• OBJECTIVE
Write the count of lines that contain the word "seguras" and nothing else.

• SOURCE DATA
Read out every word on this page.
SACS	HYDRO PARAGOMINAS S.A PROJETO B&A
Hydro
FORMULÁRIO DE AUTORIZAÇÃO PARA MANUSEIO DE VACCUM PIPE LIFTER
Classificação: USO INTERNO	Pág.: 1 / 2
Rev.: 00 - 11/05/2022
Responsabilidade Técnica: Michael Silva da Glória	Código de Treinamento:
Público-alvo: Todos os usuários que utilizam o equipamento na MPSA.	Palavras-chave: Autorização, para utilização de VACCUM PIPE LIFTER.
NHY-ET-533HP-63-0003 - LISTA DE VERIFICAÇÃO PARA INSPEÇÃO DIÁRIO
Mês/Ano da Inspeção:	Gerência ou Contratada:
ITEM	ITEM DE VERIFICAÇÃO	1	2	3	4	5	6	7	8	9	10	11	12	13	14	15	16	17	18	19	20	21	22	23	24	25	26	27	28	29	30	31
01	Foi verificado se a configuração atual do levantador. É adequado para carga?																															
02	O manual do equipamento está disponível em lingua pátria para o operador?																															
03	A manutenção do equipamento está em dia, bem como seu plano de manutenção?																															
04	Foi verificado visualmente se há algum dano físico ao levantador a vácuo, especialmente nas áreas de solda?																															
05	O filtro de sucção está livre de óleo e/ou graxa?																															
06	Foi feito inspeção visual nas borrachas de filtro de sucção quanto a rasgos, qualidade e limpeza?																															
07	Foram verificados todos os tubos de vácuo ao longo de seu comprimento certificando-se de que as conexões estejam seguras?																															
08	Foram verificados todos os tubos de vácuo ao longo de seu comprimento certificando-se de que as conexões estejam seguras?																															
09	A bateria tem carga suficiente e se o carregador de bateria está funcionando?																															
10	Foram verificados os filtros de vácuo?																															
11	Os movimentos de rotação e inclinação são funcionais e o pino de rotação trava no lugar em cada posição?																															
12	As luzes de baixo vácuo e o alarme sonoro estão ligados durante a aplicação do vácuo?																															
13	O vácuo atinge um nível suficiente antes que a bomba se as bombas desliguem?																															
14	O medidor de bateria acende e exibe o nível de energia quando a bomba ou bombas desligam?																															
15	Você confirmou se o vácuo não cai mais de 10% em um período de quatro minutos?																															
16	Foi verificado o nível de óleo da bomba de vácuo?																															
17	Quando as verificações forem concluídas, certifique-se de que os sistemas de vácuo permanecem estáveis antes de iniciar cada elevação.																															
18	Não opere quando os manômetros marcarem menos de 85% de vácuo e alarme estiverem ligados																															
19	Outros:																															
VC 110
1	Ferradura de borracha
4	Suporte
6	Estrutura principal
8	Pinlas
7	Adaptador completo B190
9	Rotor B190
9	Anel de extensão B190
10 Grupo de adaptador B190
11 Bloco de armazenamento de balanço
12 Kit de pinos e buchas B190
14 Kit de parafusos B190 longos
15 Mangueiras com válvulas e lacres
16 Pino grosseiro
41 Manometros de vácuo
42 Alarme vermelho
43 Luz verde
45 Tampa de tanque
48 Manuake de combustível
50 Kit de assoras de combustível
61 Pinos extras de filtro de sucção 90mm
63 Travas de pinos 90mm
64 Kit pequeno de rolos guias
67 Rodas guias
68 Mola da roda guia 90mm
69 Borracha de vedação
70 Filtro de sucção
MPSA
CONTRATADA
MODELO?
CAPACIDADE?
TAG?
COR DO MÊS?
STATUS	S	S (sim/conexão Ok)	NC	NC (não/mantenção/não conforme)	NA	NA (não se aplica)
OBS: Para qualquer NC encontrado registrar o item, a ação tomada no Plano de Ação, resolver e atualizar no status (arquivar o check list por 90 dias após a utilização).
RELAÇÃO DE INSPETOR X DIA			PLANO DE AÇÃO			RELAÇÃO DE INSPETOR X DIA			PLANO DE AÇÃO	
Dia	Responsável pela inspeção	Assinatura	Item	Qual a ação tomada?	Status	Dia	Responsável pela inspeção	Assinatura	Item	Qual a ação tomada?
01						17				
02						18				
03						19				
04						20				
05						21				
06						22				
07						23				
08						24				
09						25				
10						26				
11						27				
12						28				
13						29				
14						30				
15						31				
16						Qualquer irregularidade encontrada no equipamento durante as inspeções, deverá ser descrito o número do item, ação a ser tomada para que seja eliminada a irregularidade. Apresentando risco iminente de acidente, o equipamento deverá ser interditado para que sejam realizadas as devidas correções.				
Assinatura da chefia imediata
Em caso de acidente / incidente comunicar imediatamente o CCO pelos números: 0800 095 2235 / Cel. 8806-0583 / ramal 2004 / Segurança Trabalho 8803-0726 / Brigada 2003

• THE RESULT
2